(A run of entries)
——
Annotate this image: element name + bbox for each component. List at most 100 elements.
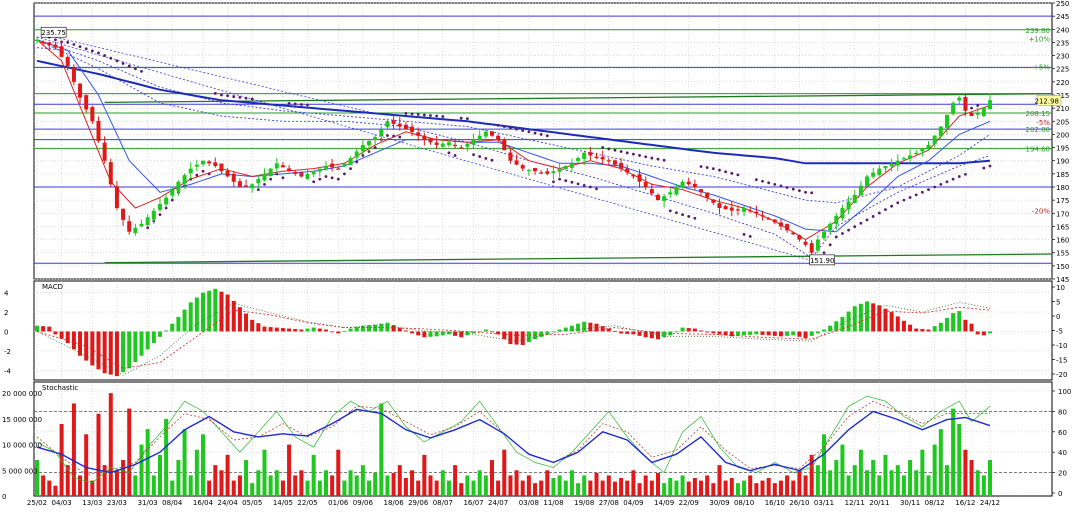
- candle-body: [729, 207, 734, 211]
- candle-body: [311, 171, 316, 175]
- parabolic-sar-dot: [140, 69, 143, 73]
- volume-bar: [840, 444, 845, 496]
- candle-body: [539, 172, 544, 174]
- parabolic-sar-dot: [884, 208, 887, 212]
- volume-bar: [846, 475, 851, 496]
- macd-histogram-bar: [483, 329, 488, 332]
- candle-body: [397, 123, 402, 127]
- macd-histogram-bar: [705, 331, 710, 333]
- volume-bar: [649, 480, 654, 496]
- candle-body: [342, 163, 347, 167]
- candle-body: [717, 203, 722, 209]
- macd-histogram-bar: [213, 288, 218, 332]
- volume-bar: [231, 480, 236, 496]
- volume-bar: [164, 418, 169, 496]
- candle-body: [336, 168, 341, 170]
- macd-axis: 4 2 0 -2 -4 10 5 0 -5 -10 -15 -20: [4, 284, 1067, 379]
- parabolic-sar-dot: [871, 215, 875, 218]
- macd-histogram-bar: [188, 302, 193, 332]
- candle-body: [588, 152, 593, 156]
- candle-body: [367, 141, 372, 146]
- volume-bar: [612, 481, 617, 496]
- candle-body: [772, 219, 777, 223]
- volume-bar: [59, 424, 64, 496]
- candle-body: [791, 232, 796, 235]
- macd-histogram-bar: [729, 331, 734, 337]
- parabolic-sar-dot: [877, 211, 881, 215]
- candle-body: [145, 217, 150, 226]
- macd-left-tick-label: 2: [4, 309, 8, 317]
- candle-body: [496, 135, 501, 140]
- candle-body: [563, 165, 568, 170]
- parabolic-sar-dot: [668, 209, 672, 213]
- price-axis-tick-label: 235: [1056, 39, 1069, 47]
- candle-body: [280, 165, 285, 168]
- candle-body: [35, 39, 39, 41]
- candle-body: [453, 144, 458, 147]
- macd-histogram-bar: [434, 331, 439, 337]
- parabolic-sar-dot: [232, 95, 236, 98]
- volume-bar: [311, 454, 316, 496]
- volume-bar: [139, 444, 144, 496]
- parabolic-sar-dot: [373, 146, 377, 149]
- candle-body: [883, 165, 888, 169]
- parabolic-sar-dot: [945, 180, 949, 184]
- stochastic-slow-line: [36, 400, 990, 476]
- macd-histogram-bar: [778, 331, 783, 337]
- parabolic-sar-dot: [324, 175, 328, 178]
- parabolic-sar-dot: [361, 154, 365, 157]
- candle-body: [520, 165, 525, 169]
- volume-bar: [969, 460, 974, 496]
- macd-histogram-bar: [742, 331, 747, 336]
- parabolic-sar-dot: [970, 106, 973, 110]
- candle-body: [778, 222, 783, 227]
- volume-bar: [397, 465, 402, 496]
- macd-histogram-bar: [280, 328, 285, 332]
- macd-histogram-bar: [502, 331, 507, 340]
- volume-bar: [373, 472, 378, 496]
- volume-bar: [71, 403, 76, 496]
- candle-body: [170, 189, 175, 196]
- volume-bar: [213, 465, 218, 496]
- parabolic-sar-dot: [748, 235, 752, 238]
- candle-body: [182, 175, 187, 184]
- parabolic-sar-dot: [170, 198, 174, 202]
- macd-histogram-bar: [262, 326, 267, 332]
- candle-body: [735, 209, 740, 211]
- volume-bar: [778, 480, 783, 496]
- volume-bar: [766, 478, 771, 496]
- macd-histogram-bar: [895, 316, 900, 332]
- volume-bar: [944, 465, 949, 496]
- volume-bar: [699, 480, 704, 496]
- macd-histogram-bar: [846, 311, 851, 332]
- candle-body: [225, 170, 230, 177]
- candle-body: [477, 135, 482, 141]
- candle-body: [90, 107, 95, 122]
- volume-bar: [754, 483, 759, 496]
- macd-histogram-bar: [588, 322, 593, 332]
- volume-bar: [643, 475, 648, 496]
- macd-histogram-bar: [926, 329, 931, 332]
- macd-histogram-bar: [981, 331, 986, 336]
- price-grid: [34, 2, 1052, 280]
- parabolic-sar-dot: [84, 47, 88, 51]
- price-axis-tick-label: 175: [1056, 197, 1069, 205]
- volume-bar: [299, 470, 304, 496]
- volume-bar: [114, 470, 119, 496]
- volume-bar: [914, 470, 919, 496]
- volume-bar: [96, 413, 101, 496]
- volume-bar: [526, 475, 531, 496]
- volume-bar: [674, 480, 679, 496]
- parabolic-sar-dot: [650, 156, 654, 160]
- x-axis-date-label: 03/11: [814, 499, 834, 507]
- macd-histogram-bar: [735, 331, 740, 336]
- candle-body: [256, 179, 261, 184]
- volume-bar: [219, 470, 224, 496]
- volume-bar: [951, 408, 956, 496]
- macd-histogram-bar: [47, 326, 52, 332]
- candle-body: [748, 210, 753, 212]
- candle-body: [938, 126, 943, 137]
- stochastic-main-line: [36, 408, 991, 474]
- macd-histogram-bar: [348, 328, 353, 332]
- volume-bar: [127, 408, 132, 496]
——
*GOAL:*
Return every line of the entries above verbatim, omitting the picture.

*THE RESPONSE:*
Annotate this image: element name + bbox for each component. List at most 100 elements.
- candle-body: [729, 207, 734, 211]
- candle-body: [311, 171, 316, 175]
- parabolic-sar-dot: [140, 69, 143, 73]
- volume-bar: [840, 444, 845, 496]
- candle-body: [539, 172, 544, 174]
- parabolic-sar-dot: [884, 208, 887, 212]
- volume-bar: [846, 475, 851, 496]
- macd-histogram-bar: [483, 329, 488, 332]
- candle-body: [397, 123, 402, 127]
- macd-histogram-bar: [705, 331, 710, 333]
- volume-bar: [649, 480, 654, 496]
- candle-body: [342, 163, 347, 167]
- candle-body: [717, 203, 722, 209]
- macd-histogram-bar: [213, 288, 218, 332]
- volume-bar: [231, 480, 236, 496]
- volume-bar: [164, 418, 169, 496]
- candle-body: [336, 168, 341, 170]
- macd-axis: 4 2 0 -2 -4 10 5 0 -5 -10 -15 -20: [4, 284, 1067, 379]
- parabolic-sar-dot: [871, 215, 875, 218]
- macd-histogram-bar: [188, 302, 193, 332]
- candle-body: [588, 152, 593, 156]
- candle-body: [367, 141, 372, 146]
- volume-bar: [612, 481, 617, 496]
- candle-body: [772, 219, 777, 223]
- volume-bar: [59, 424, 64, 496]
- candle-body: [791, 232, 796, 235]
- macd-histogram-bar: [729, 331, 734, 337]
- parabolic-sar-dot: [877, 211, 881, 215]
- candle-body: [145, 217, 150, 226]
- macd-left-tick-label: 2: [4, 309, 8, 317]
- candle-body: [496, 135, 501, 140]
- candle-body: [563, 165, 568, 170]
- parabolic-sar-dot: [668, 209, 672, 213]
- price-axis-tick-label: 235: [1056, 39, 1069, 47]
- candle-body: [280, 165, 285, 168]
- candle-body: [35, 39, 39, 41]
- candle-body: [453, 144, 458, 147]
- macd-histogram-bar: [434, 331, 439, 337]
- parabolic-sar-dot: [232, 95, 236, 98]
- volume-bar: [311, 454, 316, 496]
- volume-bar: [139, 444, 144, 496]
- parabolic-sar-dot: [373, 146, 377, 149]
- candle-body: [883, 165, 888, 169]
- parabolic-sar-dot: [945, 180, 949, 184]
- stochastic-slow-line: [36, 400, 990, 476]
- macd-histogram-bar: [778, 331, 783, 337]
- parabolic-sar-dot: [324, 175, 328, 178]
- parabolic-sar-dot: [361, 154, 365, 157]
- candle-body: [520, 165, 525, 169]
- volume-bar: [969, 460, 974, 496]
- macd-histogram-bar: [742, 331, 747, 336]
- parabolic-sar-dot: [970, 106, 973, 110]
- candle-body: [778, 222, 783, 227]
- volume-bar: [397, 465, 402, 496]
- macd-histogram-bar: [280, 328, 285, 332]
- macd-histogram-bar: [502, 331, 507, 340]
- volume-bar: [373, 472, 378, 496]
- volume-bar: [71, 403, 76, 496]
- candle-body: [170, 189, 175, 196]
- volume-bar: [213, 465, 218, 496]
- parabolic-sar-dot: [748, 235, 752, 238]
- candle-body: [182, 175, 187, 184]
- parabolic-sar-dot: [170, 198, 174, 202]
- macd-histogram-bar: [262, 326, 267, 332]
- candle-body: [735, 209, 740, 211]
- volume-bar: [778, 480, 783, 496]
- volume-bar: [766, 478, 771, 496]
- macd-histogram-bar: [895, 316, 900, 332]
- volume-bar: [944, 465, 949, 496]
- volume-bar: [699, 480, 704, 496]
- macd-histogram-bar: [846, 311, 851, 332]
- candle-body: [225, 170, 230, 177]
- candle-body: [477, 135, 482, 141]
- candle-body: [90, 107, 95, 122]
- volume-bar: [754, 483, 759, 496]
- macd-histogram-bar: [588, 322, 593, 332]
- volume-bar: [643, 475, 648, 496]
- macd-histogram-bar: [926, 329, 931, 332]
- macd-histogram-bar: [981, 331, 986, 336]
- price-grid: [34, 2, 1052, 280]
- parabolic-sar-dot: [84, 47, 88, 51]
- price-axis-tick-label: 175: [1056, 197, 1069, 205]
- volume-bar: [299, 470, 304, 496]
- volume-bar: [114, 470, 119, 496]
- volume-bar: [914, 470, 919, 496]
- volume-bar: [96, 413, 101, 496]
- volume-bar: [526, 475, 531, 496]
- volume-bar: [674, 480, 679, 496]
- parabolic-sar-dot: [650, 156, 654, 160]
- x-axis-date-label: 03/11: [814, 499, 834, 507]
- macd-histogram-bar: [735, 331, 740, 336]
- candle-body: [256, 179, 261, 184]
- volume-bar: [219, 470, 224, 496]
- volume-bar: [951, 408, 956, 496]
- macd-histogram-bar: [47, 326, 52, 332]
- candle-body: [748, 210, 753, 212]
- candle-body: [938, 126, 943, 137]
- stochastic-main-line: [36, 408, 991, 474]
- macd-histogram-bar: [348, 328, 353, 332]
- volume-bar: [127, 408, 132, 496]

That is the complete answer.